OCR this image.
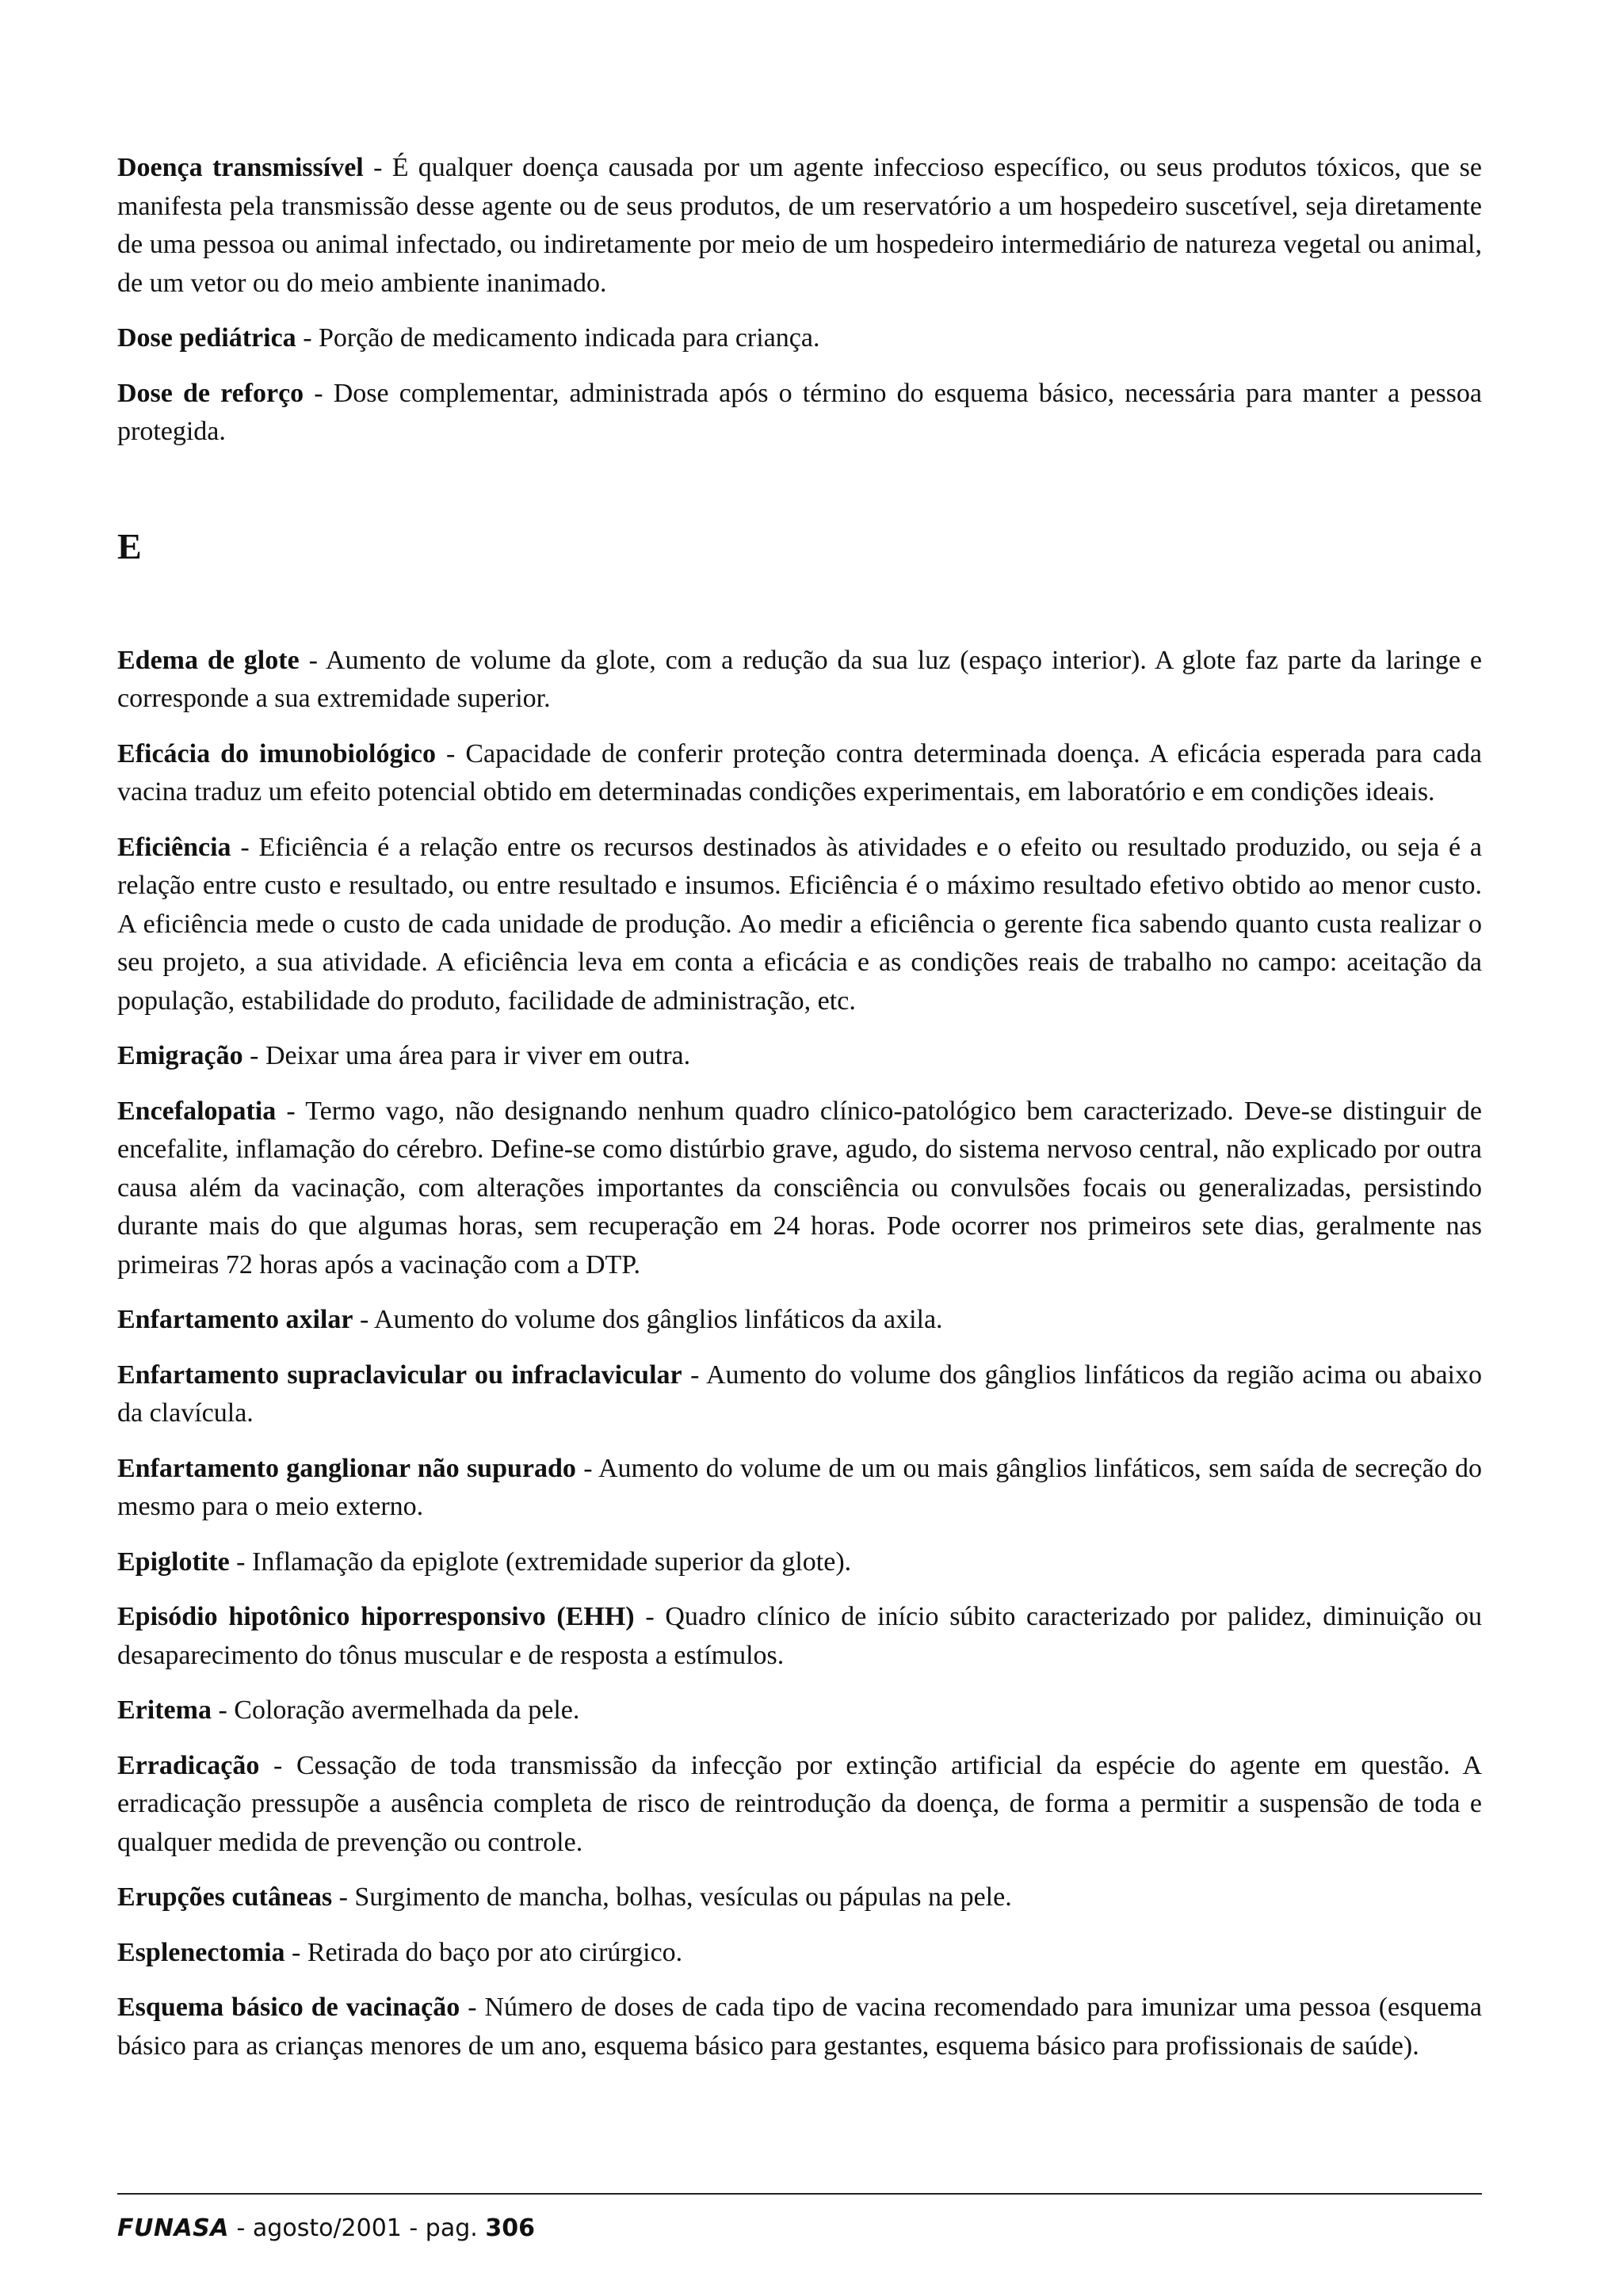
Doença transmissível - É qualquer doença causada por um agente infeccioso específico, ou seus produtos tóxicos, que se manifesta pela transmissão desse agente ou de seus produtos, de um reservatório a um hospedeiro suscetível, seja diretamente de uma pessoa ou animal infectado, ou indiretamente por meio de um hospedeiro intermediário de natureza vegetal ou animal, de um vetor ou do meio ambiente inanimado.

Dose pediátrica - Porção de medicamento indicada para criança.

Dose de reforço - Dose complementar, administrada após o término do esquema básico, necessária para manter a pessoa protegida.

E

Edema de glote - Aumento de volume da glote, com a redução da sua luz (espaço interior). A glote faz parte da laringe e corresponde a sua extremidade superior.

Eficácia do imunobiológico - Capacidade de conferir proteção contra determinada doença. A eficácia esperada para cada vacina traduz um efeito potencial obtido em determinadas condições experimentais, em laboratório e em condições ideais.

Eficiência - Eficiência é a relação entre os recursos destinados às atividades e o efeito ou resultado produzido, ou seja é a relação entre custo e resultado, ou entre resultado e insumos. Eficiência é o máximo resultado efetivo obtido ao menor custo. A eficiência mede o custo de cada unidade de produção. Ao medir a eficiência o gerente fica sabendo quanto custa realizar o seu projeto, a sua atividade. A eficiência leva em conta a eficácia e as condições reais de trabalho no campo: aceitação da população, estabilidade do produto, facilidade de administração, etc.

Emigração - Deixar uma área para ir viver em outra.

Encefalopatia - Termo vago, não designando nenhum quadro clínico-patológico bem caracterizado. Deve-se distinguir de encefalite, inflamação do cérebro. Define-se como distúrbio grave, agudo, do sistema nervoso central, não explicado por outra causa além da vacinação, com alterações importantes da consciência ou convulsões focais ou generalizadas, persistindo durante mais do que algumas horas, sem recuperação em 24 horas. Pode ocorrer nos primeiros sete dias, geralmente nas primeiras 72 horas após a vacinação com a DTP.

Enfartamento axilar - Aumento do volume dos gânglios linfáticos da axila.

Enfartamento supraclavicular ou infraclavicular - Aumento do volume dos gânglios linfáticos da região acima ou abaixo da clavícula.

Enfartamento ganglionar não supurado - Aumento do volume de um ou mais gânglios linfáticos, sem saída de secreção do mesmo para o meio externo.

Epiglotite - Inflamação da epiglote (extremidade superior da glote).

Episódio hipotônico hiporresponsivo (EHH) - Quadro clínico de início súbito caracterizado por palidez, diminuição ou desaparecimento do tônus muscular e de resposta a estímulos.

Eritema - Coloração avermelhada da pele.

Erradicação - Cessação de toda transmissão da infecção por extinção artificial da espécie do agente em questão. A erradicação pressupõe a ausência completa de risco de reintrodução da doença, de forma a permitir a suspensão de toda e qualquer medida de prevenção ou controle.

Erupções cutâneas - Surgimento de mancha, bolhas, vesículas ou pápulas na pele.

Esplenectomia - Retirada do baço por ato cirúrgico.

Esquema básico de vacinação - Número de doses de cada tipo de vacina recomendado para imunizar uma pessoa (esquema básico para as crianças menores de um ano, esquema básico para gestantes, esquema básico para profissionais de saúde).

FUNASA - agosto/2001 - pag. 306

-.-.-

Extract each line from the listing that holds the word "linfáticos".

**FULL ANSWER:**
Enfartamento axilar - Aumento do volume dos gânglios linfáticos da axila.
Enfartamento supraclavicular ou infraclavicular - Aumento do volume dos gânglios linfáticos da região acima ou abaixo da clavícula.
Enfartamento ganglionar não supurado - Aumento do volume de um ou mais gânglios linfáticos, sem saída de secreção do mesmo para o meio externo.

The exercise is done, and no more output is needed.